▶ [Given exercise]
Find the string "structured" in the listing and report every line that has it.

▶ [Data records]
((
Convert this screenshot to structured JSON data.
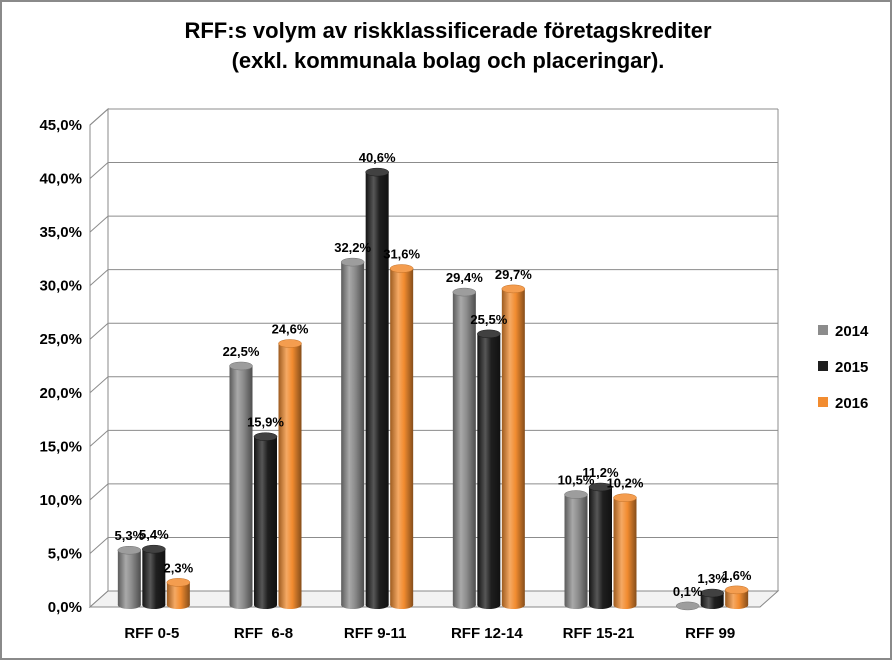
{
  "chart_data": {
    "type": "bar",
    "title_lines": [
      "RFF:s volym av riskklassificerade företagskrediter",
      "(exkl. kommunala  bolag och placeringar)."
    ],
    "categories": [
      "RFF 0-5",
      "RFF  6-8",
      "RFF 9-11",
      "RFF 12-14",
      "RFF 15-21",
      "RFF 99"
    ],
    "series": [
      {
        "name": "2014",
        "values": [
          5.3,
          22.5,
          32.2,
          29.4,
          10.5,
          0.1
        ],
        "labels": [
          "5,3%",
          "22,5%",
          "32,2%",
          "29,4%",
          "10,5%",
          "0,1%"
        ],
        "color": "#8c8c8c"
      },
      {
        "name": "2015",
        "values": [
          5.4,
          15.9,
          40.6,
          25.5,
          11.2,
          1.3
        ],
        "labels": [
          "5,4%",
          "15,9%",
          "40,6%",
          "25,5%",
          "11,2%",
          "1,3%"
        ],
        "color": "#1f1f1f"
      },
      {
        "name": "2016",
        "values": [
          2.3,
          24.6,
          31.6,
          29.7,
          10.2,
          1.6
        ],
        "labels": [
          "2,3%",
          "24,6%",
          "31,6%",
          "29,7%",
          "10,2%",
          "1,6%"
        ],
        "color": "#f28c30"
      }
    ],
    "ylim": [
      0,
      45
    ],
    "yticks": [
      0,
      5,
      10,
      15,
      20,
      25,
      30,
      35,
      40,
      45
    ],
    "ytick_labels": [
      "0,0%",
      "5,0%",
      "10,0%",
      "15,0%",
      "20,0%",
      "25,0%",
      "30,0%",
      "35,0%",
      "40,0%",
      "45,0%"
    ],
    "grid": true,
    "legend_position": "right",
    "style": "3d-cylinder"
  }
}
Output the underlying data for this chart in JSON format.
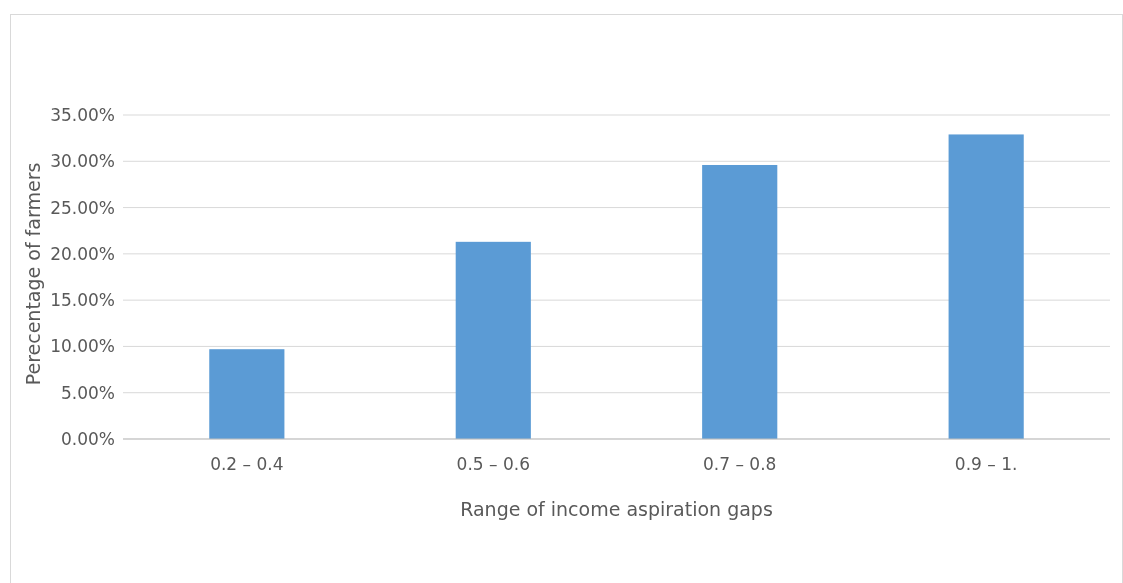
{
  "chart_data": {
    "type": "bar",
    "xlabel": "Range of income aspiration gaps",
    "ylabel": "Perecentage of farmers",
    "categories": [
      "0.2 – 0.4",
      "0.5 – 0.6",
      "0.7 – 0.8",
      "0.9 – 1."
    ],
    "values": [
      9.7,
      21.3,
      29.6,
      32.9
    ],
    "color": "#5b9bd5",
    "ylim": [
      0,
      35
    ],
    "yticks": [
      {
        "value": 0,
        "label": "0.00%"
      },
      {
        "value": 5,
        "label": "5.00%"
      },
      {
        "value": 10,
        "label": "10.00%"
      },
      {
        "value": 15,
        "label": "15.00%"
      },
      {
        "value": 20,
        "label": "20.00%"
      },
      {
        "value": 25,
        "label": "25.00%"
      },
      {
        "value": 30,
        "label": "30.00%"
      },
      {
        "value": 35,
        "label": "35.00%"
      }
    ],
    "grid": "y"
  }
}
))
((
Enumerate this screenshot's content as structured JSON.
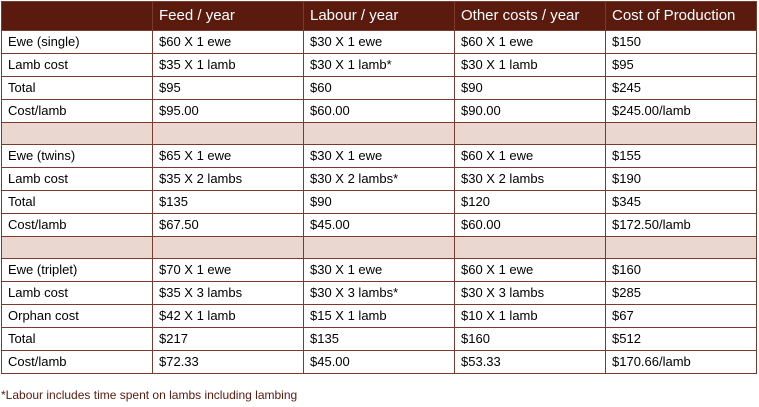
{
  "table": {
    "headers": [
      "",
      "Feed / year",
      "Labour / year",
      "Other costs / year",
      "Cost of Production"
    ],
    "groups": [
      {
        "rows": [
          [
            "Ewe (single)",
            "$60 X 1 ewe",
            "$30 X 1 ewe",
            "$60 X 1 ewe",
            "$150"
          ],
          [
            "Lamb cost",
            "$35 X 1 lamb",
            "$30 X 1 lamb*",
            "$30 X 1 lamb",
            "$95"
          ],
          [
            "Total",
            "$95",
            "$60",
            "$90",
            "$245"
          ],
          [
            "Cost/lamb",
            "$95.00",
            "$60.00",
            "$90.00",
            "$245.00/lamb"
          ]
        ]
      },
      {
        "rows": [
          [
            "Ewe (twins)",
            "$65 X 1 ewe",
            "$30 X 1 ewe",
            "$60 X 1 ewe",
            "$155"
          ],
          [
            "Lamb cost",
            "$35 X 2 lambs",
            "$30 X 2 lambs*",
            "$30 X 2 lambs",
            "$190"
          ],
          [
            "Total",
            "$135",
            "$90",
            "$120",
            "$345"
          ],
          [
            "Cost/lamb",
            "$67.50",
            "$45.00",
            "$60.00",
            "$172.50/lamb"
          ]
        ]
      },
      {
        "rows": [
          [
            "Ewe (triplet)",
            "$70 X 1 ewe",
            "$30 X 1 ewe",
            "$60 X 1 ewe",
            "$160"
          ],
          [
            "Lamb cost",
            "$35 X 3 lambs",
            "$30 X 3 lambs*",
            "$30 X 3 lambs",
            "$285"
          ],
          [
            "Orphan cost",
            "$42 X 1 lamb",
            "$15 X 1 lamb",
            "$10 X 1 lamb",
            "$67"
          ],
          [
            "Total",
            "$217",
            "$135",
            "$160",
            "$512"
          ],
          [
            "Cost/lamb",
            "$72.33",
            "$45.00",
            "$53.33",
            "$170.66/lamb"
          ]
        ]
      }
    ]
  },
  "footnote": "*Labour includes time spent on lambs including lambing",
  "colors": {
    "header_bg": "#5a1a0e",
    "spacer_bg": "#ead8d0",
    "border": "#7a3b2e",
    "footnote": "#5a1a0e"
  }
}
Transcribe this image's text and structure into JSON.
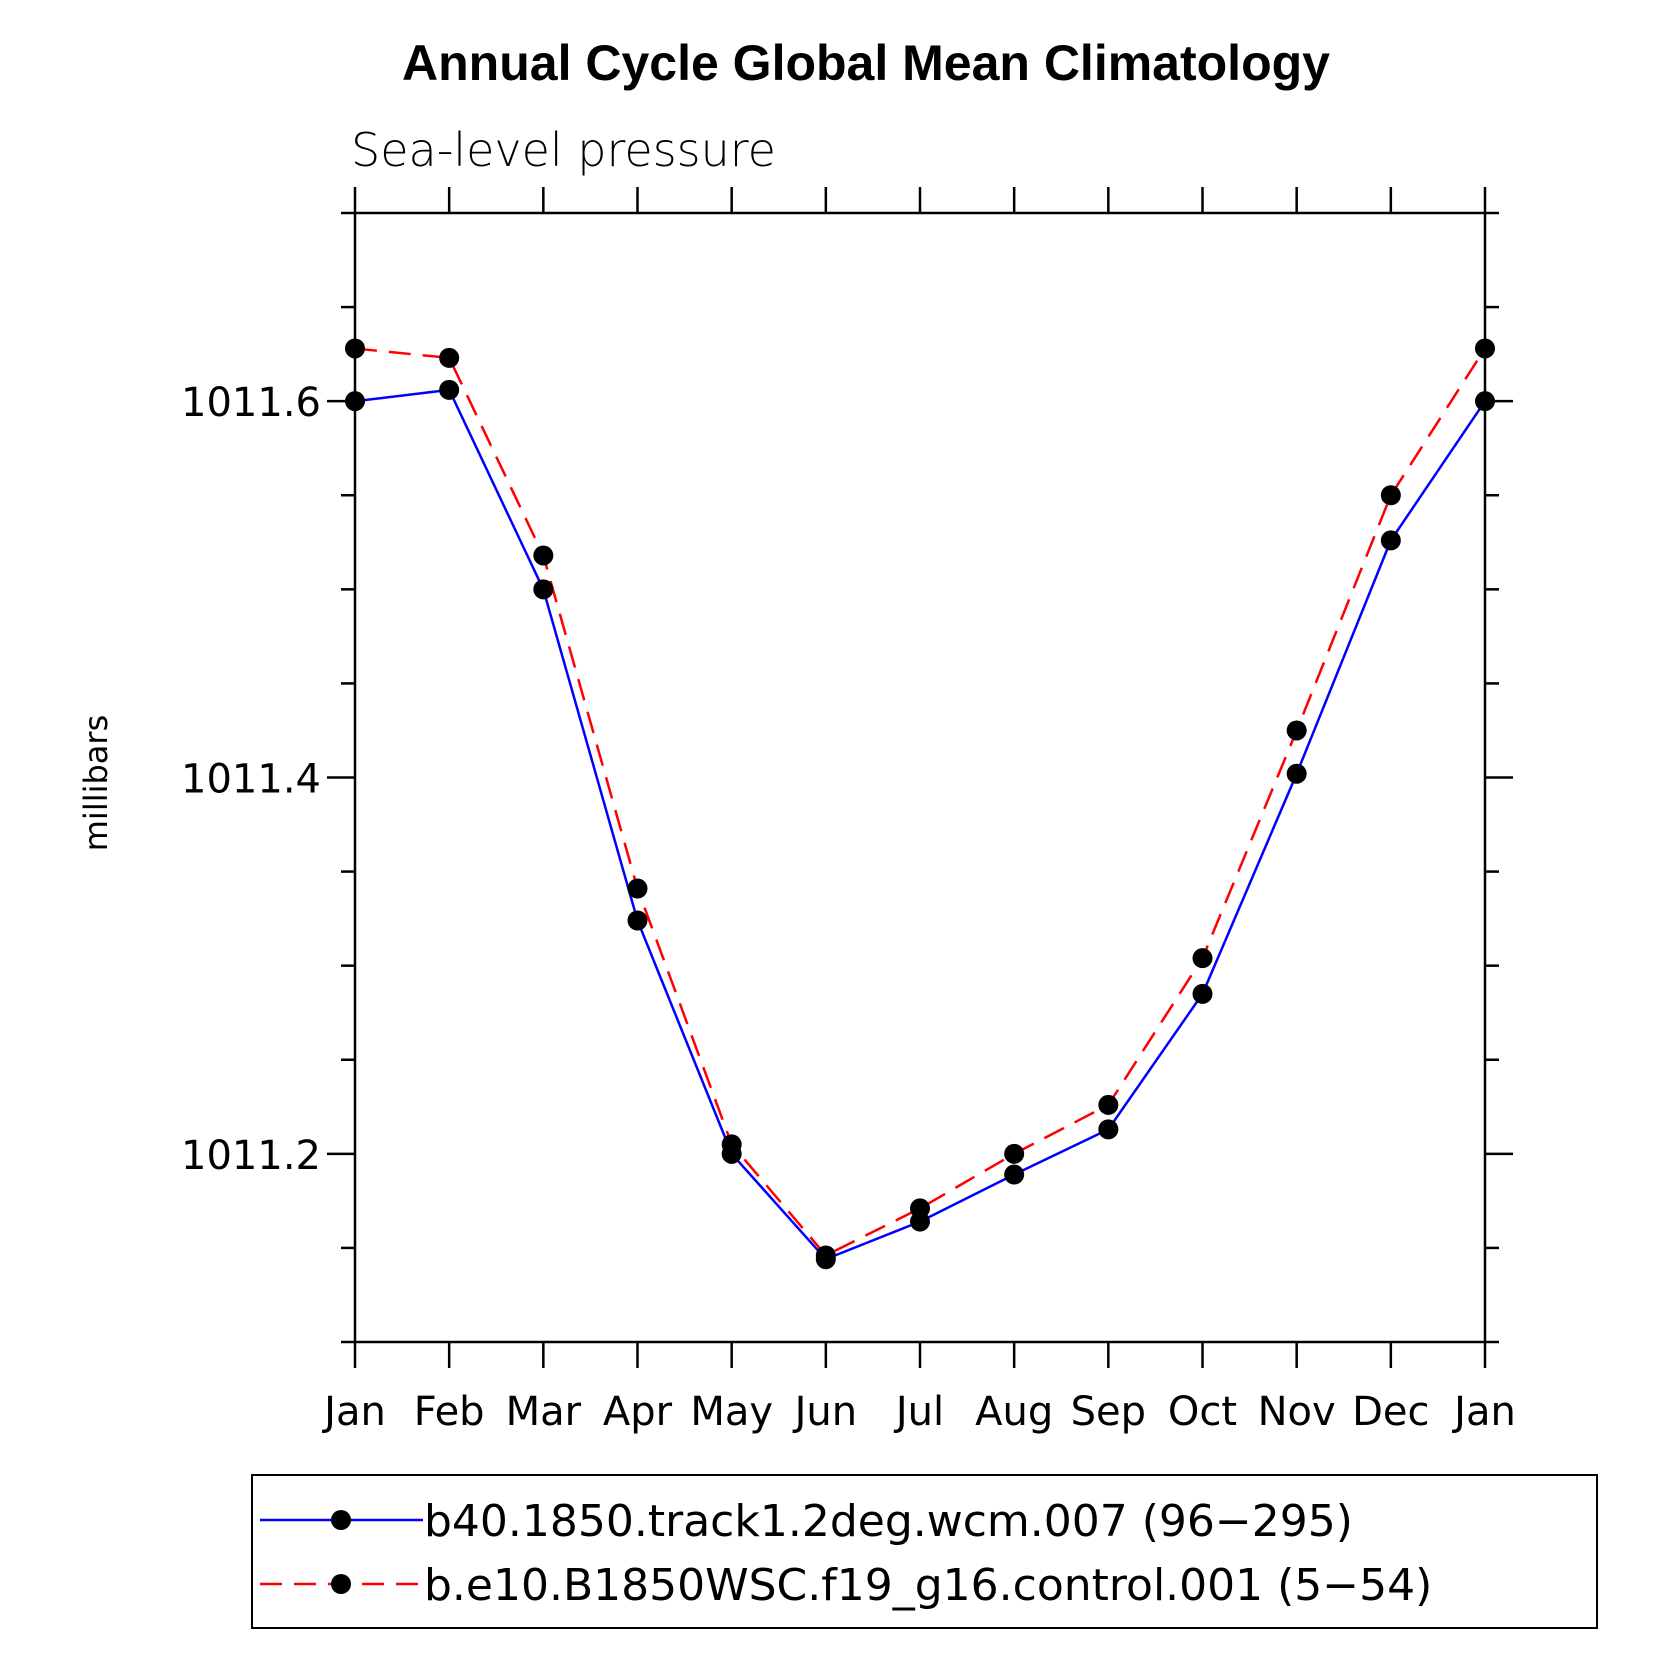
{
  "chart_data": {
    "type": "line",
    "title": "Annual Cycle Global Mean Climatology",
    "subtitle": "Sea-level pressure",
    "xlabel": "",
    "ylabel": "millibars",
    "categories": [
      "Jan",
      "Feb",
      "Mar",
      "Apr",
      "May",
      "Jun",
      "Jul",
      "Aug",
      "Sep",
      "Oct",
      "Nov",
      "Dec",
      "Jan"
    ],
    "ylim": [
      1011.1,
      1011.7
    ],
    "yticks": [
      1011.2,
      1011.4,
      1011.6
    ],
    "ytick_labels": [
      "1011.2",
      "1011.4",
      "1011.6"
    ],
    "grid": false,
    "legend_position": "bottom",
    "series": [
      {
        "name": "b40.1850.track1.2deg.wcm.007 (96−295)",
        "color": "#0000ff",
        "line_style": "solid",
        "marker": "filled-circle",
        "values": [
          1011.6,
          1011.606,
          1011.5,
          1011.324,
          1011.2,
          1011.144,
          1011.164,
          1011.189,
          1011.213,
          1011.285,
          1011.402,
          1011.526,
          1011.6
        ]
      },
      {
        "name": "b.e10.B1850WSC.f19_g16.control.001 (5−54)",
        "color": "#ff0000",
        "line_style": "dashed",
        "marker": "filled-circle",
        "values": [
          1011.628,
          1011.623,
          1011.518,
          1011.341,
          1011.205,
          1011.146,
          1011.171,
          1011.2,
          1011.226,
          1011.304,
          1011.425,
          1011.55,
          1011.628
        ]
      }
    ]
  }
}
))
▶ [Right answer]
Convert this screenshot to structured JSON data.
Enumerate this screenshot's content as structured JSON.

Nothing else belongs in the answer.